#### INFORMATION SUPPLIED
★ ★ ★

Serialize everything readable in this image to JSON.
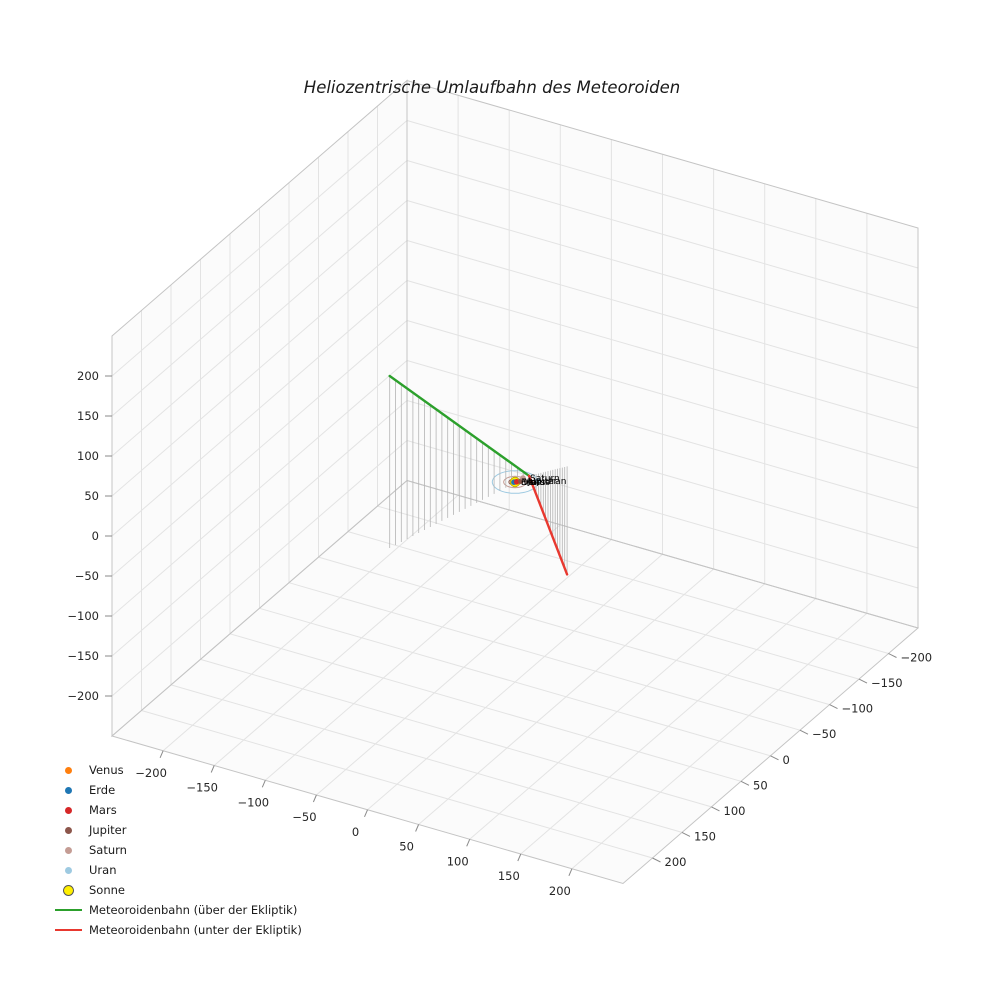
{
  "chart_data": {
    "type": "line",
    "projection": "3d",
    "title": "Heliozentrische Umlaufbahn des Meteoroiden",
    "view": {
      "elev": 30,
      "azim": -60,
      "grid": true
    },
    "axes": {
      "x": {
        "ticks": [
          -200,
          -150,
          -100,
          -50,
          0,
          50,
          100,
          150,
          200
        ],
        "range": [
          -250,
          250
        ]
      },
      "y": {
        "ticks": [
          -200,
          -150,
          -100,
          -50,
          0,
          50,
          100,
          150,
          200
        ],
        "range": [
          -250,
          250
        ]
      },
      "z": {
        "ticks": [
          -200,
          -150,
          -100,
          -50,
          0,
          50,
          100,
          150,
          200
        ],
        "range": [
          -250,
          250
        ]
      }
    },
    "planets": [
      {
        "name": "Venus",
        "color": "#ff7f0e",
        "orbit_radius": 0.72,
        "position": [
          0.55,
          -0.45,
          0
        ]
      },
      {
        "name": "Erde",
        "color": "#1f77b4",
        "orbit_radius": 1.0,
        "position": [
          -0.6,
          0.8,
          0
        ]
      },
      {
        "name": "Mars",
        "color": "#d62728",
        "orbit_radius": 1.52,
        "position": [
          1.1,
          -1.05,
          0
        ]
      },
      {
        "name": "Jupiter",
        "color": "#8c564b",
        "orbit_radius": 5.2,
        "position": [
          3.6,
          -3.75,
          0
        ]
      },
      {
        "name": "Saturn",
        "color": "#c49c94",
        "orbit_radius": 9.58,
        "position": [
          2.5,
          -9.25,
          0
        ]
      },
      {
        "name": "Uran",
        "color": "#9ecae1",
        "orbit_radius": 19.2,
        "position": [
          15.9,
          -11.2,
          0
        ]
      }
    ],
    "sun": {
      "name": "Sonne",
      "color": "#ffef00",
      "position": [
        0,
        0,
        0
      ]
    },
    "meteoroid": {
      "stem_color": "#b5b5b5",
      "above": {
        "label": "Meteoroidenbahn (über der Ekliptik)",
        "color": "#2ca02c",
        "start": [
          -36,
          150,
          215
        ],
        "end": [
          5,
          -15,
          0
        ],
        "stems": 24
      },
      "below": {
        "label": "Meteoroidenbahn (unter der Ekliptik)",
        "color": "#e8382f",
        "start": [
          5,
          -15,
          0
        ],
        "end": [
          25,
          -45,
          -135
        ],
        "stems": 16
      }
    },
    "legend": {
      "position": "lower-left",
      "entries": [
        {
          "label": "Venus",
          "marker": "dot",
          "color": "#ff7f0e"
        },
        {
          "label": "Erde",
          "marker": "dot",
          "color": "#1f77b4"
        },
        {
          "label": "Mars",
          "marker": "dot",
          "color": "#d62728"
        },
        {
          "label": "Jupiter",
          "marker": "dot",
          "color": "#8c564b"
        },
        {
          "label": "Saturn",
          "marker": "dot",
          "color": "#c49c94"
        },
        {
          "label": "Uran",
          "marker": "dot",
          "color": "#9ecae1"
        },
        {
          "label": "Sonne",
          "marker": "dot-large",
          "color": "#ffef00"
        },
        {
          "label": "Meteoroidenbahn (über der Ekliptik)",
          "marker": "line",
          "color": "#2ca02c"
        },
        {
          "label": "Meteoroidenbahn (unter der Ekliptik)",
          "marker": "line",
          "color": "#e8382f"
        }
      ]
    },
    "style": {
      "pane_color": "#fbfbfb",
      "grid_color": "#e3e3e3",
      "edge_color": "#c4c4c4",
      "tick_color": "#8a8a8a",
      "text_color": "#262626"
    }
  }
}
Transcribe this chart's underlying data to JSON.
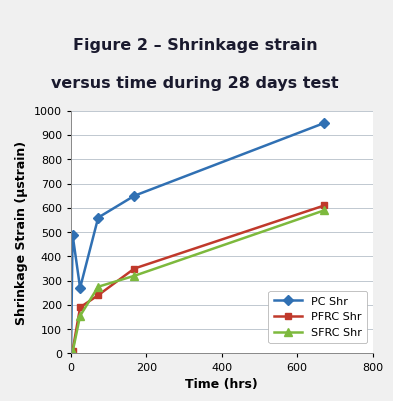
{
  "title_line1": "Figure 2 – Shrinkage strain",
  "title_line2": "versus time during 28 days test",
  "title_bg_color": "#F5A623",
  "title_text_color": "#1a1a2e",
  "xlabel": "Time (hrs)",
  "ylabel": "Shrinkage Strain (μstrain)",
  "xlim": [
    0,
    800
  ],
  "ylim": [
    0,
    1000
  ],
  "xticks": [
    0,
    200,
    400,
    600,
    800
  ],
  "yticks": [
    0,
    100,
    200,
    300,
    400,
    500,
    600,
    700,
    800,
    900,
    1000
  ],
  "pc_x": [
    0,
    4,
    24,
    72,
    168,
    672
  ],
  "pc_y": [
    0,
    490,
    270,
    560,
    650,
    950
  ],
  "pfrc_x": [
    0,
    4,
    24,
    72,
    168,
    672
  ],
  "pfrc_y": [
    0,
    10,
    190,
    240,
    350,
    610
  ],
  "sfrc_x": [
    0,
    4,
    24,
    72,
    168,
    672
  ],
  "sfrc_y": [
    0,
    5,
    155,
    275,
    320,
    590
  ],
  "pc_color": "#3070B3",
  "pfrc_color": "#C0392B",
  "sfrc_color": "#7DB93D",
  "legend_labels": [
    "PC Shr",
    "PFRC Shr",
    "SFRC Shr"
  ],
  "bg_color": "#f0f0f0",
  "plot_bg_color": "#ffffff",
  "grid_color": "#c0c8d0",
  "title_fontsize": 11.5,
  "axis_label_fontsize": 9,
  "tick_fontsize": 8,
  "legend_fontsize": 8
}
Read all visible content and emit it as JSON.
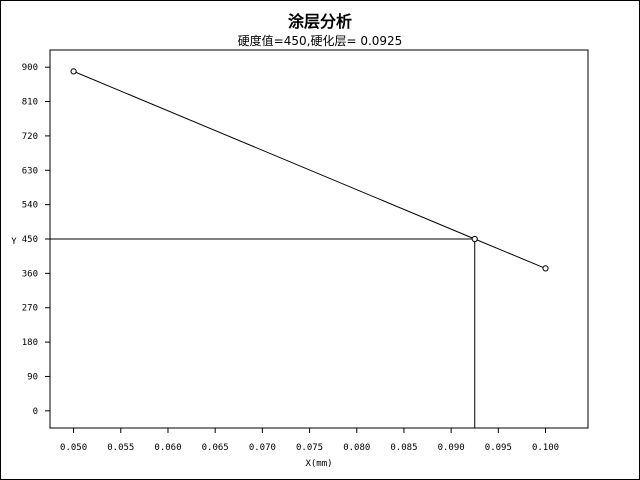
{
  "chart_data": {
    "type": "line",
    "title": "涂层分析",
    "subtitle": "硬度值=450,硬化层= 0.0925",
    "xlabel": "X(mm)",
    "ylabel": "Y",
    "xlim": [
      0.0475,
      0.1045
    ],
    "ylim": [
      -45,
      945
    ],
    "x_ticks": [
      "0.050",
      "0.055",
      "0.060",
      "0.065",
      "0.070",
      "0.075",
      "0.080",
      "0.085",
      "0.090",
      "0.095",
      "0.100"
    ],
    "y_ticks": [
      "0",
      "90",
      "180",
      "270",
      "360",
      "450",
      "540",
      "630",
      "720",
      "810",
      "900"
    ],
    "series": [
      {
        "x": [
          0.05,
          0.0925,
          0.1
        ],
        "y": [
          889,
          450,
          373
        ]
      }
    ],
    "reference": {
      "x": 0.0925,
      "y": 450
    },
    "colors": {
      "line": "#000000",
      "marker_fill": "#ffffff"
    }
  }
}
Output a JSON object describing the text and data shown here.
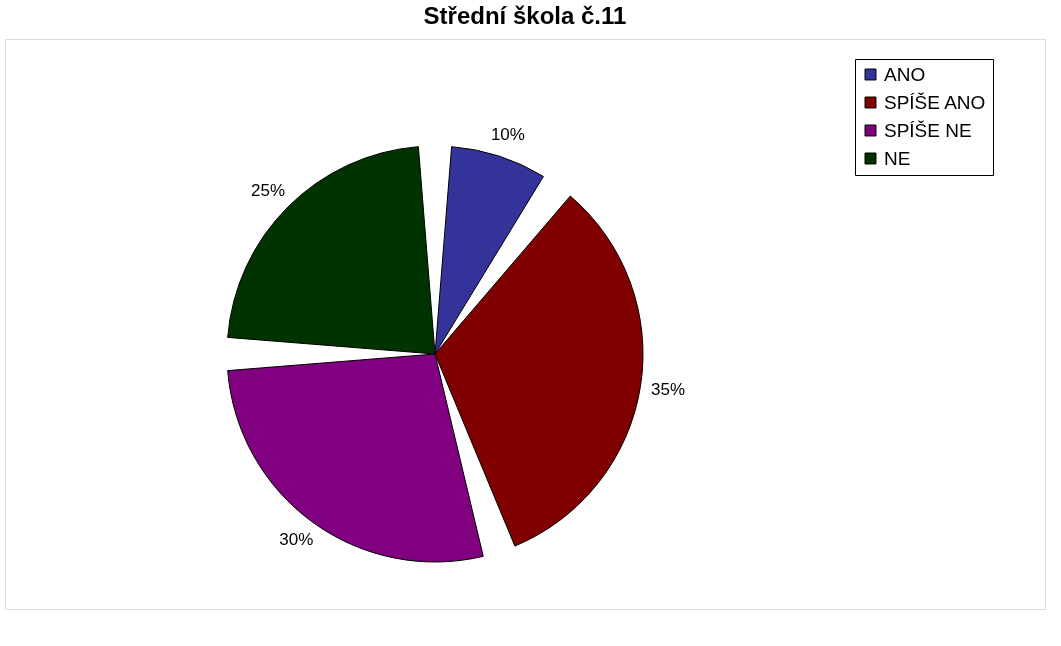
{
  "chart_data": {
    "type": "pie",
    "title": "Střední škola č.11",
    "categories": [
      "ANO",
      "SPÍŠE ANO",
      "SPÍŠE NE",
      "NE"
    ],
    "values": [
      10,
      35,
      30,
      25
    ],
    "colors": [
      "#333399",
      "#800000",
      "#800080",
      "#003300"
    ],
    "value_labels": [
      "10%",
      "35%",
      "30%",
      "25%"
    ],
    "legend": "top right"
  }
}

★ ★ ★

#### JOB
Copy every line above that includes the string "this".

#### OUTPUT OF THE EXERCISE
Serialize everything readable in this image to JSON.
Transcribe this chart's underlying data to JSON.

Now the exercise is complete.